▶ What to produce:
Your task is to give the data again, exactly, with every line intact.

──────── Task material ────────

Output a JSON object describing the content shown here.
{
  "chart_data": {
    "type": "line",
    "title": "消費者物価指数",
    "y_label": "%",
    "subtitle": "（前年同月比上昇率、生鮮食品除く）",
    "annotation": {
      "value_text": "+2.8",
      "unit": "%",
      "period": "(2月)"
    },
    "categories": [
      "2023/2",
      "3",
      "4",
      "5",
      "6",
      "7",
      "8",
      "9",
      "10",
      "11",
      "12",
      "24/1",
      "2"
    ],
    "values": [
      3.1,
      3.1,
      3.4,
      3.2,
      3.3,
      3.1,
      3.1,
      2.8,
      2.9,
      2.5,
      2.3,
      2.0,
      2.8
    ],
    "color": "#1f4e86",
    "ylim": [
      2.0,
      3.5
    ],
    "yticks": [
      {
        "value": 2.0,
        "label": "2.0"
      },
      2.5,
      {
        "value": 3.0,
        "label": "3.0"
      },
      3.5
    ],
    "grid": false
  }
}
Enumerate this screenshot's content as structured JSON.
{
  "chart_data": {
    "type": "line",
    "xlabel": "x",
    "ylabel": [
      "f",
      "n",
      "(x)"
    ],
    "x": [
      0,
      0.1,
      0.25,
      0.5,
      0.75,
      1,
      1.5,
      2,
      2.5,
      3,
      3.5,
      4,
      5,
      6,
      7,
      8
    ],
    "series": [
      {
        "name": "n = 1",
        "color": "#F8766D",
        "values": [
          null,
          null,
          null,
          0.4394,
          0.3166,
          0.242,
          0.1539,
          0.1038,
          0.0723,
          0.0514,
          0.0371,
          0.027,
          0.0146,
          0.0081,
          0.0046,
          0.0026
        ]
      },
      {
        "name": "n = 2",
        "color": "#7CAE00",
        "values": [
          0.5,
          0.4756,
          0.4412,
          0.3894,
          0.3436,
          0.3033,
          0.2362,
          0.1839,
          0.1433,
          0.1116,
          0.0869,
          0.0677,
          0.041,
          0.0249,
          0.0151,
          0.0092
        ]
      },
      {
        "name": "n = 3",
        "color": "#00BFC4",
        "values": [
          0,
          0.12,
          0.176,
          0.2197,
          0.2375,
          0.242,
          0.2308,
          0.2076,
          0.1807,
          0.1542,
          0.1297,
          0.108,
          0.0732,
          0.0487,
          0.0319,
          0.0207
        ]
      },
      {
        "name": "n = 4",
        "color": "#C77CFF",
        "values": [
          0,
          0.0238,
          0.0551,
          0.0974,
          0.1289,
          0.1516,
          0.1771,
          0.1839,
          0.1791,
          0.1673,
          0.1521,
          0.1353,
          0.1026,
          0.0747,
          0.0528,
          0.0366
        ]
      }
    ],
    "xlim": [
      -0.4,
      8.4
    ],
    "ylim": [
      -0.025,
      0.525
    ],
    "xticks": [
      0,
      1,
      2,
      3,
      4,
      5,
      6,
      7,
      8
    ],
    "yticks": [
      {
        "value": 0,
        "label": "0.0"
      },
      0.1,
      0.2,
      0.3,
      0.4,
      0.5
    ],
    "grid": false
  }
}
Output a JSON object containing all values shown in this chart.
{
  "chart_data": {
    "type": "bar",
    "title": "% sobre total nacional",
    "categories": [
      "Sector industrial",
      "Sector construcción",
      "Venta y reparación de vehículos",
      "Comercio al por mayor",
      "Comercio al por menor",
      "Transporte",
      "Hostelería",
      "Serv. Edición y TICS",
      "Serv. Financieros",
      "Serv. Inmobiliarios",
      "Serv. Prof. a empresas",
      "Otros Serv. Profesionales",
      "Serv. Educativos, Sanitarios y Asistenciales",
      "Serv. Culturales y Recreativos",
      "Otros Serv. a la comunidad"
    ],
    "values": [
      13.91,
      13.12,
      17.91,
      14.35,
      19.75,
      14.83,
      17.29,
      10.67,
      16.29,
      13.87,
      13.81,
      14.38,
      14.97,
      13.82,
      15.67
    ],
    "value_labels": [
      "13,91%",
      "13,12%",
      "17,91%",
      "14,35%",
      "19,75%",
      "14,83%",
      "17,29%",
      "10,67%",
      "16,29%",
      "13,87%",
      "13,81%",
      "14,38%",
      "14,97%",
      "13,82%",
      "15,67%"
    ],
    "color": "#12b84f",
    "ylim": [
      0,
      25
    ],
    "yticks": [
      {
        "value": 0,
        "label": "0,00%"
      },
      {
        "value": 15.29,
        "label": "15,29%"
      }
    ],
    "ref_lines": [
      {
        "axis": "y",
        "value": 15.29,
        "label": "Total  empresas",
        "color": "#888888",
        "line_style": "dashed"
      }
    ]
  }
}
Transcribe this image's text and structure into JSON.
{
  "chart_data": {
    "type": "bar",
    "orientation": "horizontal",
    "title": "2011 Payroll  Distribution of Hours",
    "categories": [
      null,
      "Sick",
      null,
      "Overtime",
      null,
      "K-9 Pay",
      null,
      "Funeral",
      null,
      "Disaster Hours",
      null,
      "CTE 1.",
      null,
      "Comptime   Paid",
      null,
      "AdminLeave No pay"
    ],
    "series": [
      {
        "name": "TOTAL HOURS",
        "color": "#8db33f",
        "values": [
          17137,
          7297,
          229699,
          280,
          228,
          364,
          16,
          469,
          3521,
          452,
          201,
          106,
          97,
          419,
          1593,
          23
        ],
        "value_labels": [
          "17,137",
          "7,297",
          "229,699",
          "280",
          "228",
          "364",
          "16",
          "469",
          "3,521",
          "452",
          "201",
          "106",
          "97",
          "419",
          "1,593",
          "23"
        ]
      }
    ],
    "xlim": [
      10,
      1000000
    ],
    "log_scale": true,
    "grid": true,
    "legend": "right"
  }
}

────────

▶ Solution to the exercise:
Output a JSON object describing the content shown here.
{
  "chart_data": {
    "type": "line",
    "title": "消費者物価指数",
    "y_label": "%",
    "subtitle": "（前年同月比上昇率、生鮮食品除く）",
    "annotation": {
      "value_text": "+2.8",
      "unit": "%",
      "period": "(2月)"
    },
    "categories": [
      "2023/2",
      "3",
      "4",
      "5",
      "6",
      "7",
      "8",
      "9",
      "10",
      "11",
      "12",
      "24/1",
      "2"
    ],
    "values": [
      3.1,
      3.1,
      3.4,
      3.2,
      3.3,
      3.1,
      3.1,
      2.8,
      2.9,
      2.5,
      2.3,
      2.0,
      2.8
    ],
    "color": "#1f4e86",
    "ylim": [
      2.0,
      3.5
    ],
    "yticks": [
      {
        "value": 2.0,
        "label": "2.0"
      },
      2.5,
      {
        "value": 3.0,
        "label": "3.0"
      },
      3.5
    ],
    "grid": false
  }
}
Enumerate this screenshot's content as structured JSON.
{
  "chart_data": {
    "type": "line",
    "xlabel": "x",
    "ylabel": [
      "f",
      "n",
      "(x)"
    ],
    "x": [
      0,
      0.1,
      0.25,
      0.5,
      0.75,
      1,
      1.5,
      2,
      2.5,
      3,
      3.5,
      4,
      5,
      6,
      7,
      8
    ],
    "series": [
      {
        "name": "n = 1",
        "color": "#F8766D",
        "values": [
          null,
          null,
          null,
          0.4394,
          0.3166,
          0.242,
          0.1539,
          0.1038,
          0.0723,
          0.0514,
          0.0371,
          0.027,
          0.0146,
          0.0081,
          0.0046,
          0.0026
        ]
      },
      {
        "name": "n = 2",
        "color": "#7CAE00",
        "values": [
          0.5,
          0.4756,
          0.4412,
          0.3894,
          0.3436,
          0.3033,
          0.2362,
          0.1839,
          0.1433,
          0.1116,
          0.0869,
          0.0677,
          0.041,
          0.0249,
          0.0151,
          0.0092
        ]
      },
      {
        "name": "n = 3",
        "color": "#00BFC4",
        "values": [
          0,
          0.12,
          0.176,
          0.2197,
          0.2375,
          0.242,
          0.2308,
          0.2076,
          0.1807,
          0.1542,
          0.1297,
          0.108,
          0.0732,
          0.0487,
          0.0319,
          0.0207
        ]
      },
      {
        "name": "n = 4",
        "color": "#C77CFF",
        "values": [
          0,
          0.0238,
          0.0551,
          0.0974,
          0.1289,
          0.1516,
          0.1771,
          0.1839,
          0.1791,
          0.1673,
          0.1521,
          0.1353,
          0.1026,
          0.0747,
          0.0528,
          0.0366
        ]
      }
    ],
    "xlim": [
      -0.4,
      8.4
    ],
    "ylim": [
      -0.025,
      0.525
    ],
    "xticks": [
      0,
      1,
      2,
      3,
      4,
      5,
      6,
      7,
      8
    ],
    "yticks": [
      {
        "value": 0,
        "label": "0.0"
      },
      0.1,
      0.2,
      0.3,
      0.4,
      0.5
    ],
    "grid": false
  }
}
Output a JSON object containing all values shown in this chart.
{
  "chart_data": {
    "type": "bar",
    "title": "% sobre total nacional",
    "categories": [
      "Sector industrial",
      "Sector construcción",
      "Venta y reparación de vehículos",
      "Comercio al por mayor",
      "Comercio al por menor",
      "Transporte",
      "Hostelería",
      "Serv. Edición y TICS",
      "Serv. Financieros",
      "Serv. Inmobiliarios",
      "Serv. Prof. a empresas",
      "Otros Serv. Profesionales",
      "Serv. Educativos, Sanitarios y Asistenciales",
      "Serv. Culturales y Recreativos",
      "Otros Serv. a la comunidad"
    ],
    "values": [
      13.91,
      13.12,
      17.91,
      14.35,
      19.75,
      14.83,
      17.29,
      10.67,
      16.29,
      13.87,
      13.81,
      14.38,
      14.97,
      13.82,
      15.67
    ],
    "value_labels": [
      "13,91%",
      "13,12%",
      "17,91%",
      "14,35%",
      "19,75%",
      "14,83%",
      "17,29%",
      "10,67%",
      "16,29%",
      "13,87%",
      "13,81%",
      "14,38%",
      "14,97%",
      "13,82%",
      "15,67%"
    ],
    "color": "#12b84f",
    "ylim": [
      0,
      25
    ],
    "yticks": [
      {
        "value": 0,
        "label": "0,00%"
      },
      {
        "value": 15.29,
        "label": "15,29%"
      }
    ],
    "ref_lines": [
      {
        "axis": "y",
        "value": 15.29,
        "label": "Total  empresas",
        "color": "#888888",
        "line_style": "dashed"
      }
    ]
  }
}
Transcribe this image's text and structure into JSON.
{
  "chart_data": {
    "type": "bar",
    "orientation": "horizontal",
    "title": "2011 Payroll  Distribution of Hours",
    "categories": [
      null,
      "Sick",
      null,
      "Overtime",
      null,
      "K-9 Pay",
      null,
      "Funeral",
      null,
      "Disaster Hours",
      null,
      "CTE 1.",
      null,
      "Comptime   Paid",
      null,
      "AdminLeave No pay"
    ],
    "series": [
      {
        "name": "TOTAL HOURS",
        "color": "#8db33f",
        "values": [
          17137,
          7297,
          229699,
          280,
          228,
          364,
          16,
          469,
          3521,
          452,
          201,
          106,
          97,
          419,
          1593,
          23
        ],
        "value_labels": [
          "17,137",
          "7,297",
          "229,699",
          "280",
          "228",
          "364",
          "16",
          "469",
          "3,521",
          "452",
          "201",
          "106",
          "97",
          "419",
          "1,593",
          "23"
        ]
      }
    ],
    "xlim": [
      10,
      1000000
    ],
    "log_scale": true,
    "grid": true,
    "legend": "right"
  }
}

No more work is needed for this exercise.